● TASK GOAL
Reproduce each line exactly, including spacing and punctuation.

++++

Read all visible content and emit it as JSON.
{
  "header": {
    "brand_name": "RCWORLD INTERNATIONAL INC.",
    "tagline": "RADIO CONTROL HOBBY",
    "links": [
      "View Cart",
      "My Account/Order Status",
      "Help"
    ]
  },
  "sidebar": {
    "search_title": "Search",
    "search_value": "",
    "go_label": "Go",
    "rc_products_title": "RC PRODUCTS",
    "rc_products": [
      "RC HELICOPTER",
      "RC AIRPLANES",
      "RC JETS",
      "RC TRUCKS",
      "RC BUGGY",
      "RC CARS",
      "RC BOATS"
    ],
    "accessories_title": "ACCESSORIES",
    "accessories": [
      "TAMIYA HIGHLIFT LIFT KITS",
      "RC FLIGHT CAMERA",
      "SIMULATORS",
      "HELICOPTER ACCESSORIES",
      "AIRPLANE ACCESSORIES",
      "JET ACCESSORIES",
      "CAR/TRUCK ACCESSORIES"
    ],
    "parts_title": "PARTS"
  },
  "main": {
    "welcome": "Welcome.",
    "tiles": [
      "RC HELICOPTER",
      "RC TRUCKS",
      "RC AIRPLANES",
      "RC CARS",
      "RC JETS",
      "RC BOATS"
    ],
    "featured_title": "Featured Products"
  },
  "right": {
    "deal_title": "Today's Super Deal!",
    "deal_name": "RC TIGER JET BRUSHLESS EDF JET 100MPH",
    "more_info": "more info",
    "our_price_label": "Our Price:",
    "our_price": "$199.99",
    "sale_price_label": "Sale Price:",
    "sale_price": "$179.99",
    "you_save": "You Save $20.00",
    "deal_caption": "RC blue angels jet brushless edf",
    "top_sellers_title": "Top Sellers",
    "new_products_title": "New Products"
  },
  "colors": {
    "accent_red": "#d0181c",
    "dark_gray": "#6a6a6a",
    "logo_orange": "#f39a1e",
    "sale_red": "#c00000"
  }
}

++++

● TASK ANSWER
Read all visible content and emit it as JSON.
{
  "header": {
    "brand_name": "RCWORLD INTERNATIONAL INC.",
    "tagline": "RADIO CONTROL HOBBY",
    "links": [
      "View Cart",
      "My Account/Order Status",
      "Help"
    ]
  },
  "sidebar": {
    "search_title": "Search",
    "search_value": "",
    "go_label": "Go",
    "rc_products_title": "RC PRODUCTS",
    "rc_products": [
      "RC HELICOPTER",
      "RC AIRPLANES",
      "RC JETS",
      "RC TRUCKS",
      "RC BUGGY",
      "RC CARS",
      "RC BOATS"
    ],
    "accessories_title": "ACCESSORIES",
    "accessories": [
      "TAMIYA HIGHLIFT LIFT KITS",
      "RC FLIGHT CAMERA",
      "SIMULATORS",
      "HELICOPTER ACCESSORIES",
      "AIRPLANE ACCESSORIES",
      "JET ACCESSORIES",
      "CAR/TRUCK ACCESSORIES"
    ],
    "parts_title": "PARTS"
  },
  "main": {
    "welcome": "Welcome.",
    "tiles": [
      "RC HELICOPTER",
      "RC TRUCKS",
      "RC AIRPLANES",
      "RC CARS",
      "RC JETS",
      "RC BOATS"
    ],
    "featured_title": "Featured Products"
  },
  "right": {
    "deal_title": "Today's Super Deal!",
    "deal_name": "RC TIGER JET BRUSHLESS EDF JET 100MPH",
    "more_info": "more info",
    "our_price_label": "Our Price:",
    "our_price": "$199.99",
    "sale_price_label": "Sale Price:",
    "sale_price": "$179.99",
    "you_save": "You Save $20.00",
    "deal_caption": "RC blue angels jet brushless edf",
    "top_sellers_title": "Top Sellers",
    "new_products_title": "New Products"
  },
  "colors": {
    "accent_red": "#d0181c",
    "dark_gray": "#6a6a6a",
    "logo_orange": "#f39a1e",
    "sale_red": "#c00000"
  }
}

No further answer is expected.